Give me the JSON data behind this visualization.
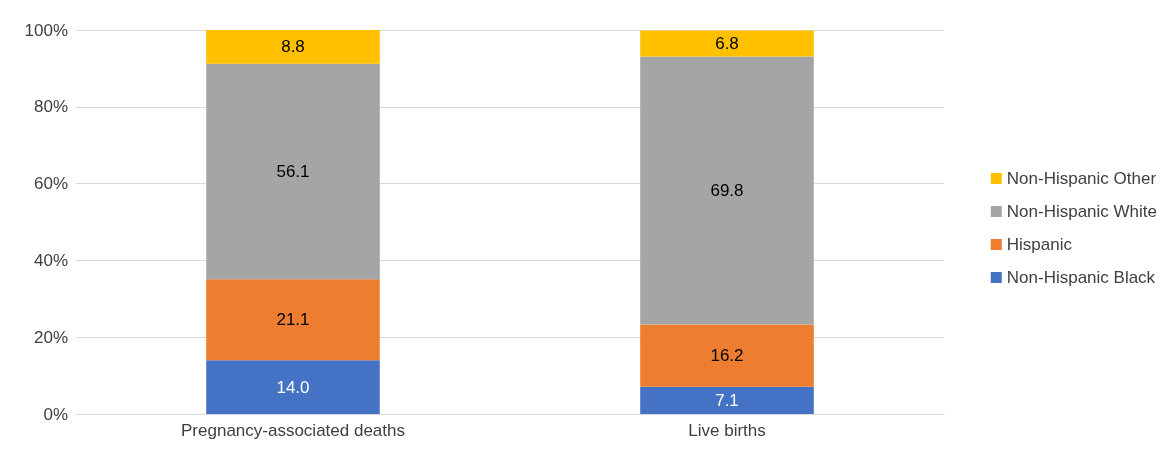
{
  "chart_data": {
    "type": "bar",
    "stacked": true,
    "categories": [
      "Pregnancy-associated deaths",
      "Live births"
    ],
    "series": [
      {
        "name": "Non-Hispanic Black",
        "color": "#4472c4",
        "values": [
          14.0,
          7.1
        ],
        "value_labels": [
          "14.0",
          "7.1"
        ]
      },
      {
        "name": "Hispanic",
        "color": "#ed7d31",
        "values": [
          21.1,
          16.2
        ],
        "value_labels": [
          "21.1",
          "16.2"
        ]
      },
      {
        "name": "Non-Hispanic White",
        "color": "#a5a5a5",
        "values": [
          56.1,
          69.8
        ],
        "value_labels": [
          "56.1",
          "69.8"
        ]
      },
      {
        "name": "Non-Hispanic Other",
        "color": "#ffc000",
        "values": [
          8.8,
          6.8
        ],
        "value_labels": [
          "8.8",
          "6.8"
        ]
      }
    ],
    "ylim": [
      0,
      100
    ],
    "yticks": [
      {
        "value": 0,
        "label": "0%"
      },
      {
        "value": 20,
        "label": "20%"
      },
      {
        "value": 40,
        "label": "40%"
      },
      {
        "value": 60,
        "label": "60%"
      },
      {
        "value": 80,
        "label": "80%"
      },
      {
        "value": 100,
        "label": "100%"
      }
    ],
    "grid": "y",
    "legend": "right"
  }
}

Instructions for the task ::
Take the data above and repeat it exactly, leaving each picture out.

Reply to the task ::
Give me the JSON data behind this visualization.
{
  "chart_data": {
    "type": "bar",
    "stacked": true,
    "categories": [
      "Pregnancy-associated deaths",
      "Live births"
    ],
    "series": [
      {
        "name": "Non-Hispanic Black",
        "color": "#4472c4",
        "values": [
          14.0,
          7.1
        ],
        "value_labels": [
          "14.0",
          "7.1"
        ]
      },
      {
        "name": "Hispanic",
        "color": "#ed7d31",
        "values": [
          21.1,
          16.2
        ],
        "value_labels": [
          "21.1",
          "16.2"
        ]
      },
      {
        "name": "Non-Hispanic White",
        "color": "#a5a5a5",
        "values": [
          56.1,
          69.8
        ],
        "value_labels": [
          "56.1",
          "69.8"
        ]
      },
      {
        "name": "Non-Hispanic Other",
        "color": "#ffc000",
        "values": [
          8.8,
          6.8
        ],
        "value_labels": [
          "8.8",
          "6.8"
        ]
      }
    ],
    "ylim": [
      0,
      100
    ],
    "yticks": [
      {
        "value": 0,
        "label": "0%"
      },
      {
        "value": 20,
        "label": "20%"
      },
      {
        "value": 40,
        "label": "40%"
      },
      {
        "value": 60,
        "label": "60%"
      },
      {
        "value": 80,
        "label": "80%"
      },
      {
        "value": 100,
        "label": "100%"
      }
    ],
    "grid": "y",
    "legend": "right"
  }
}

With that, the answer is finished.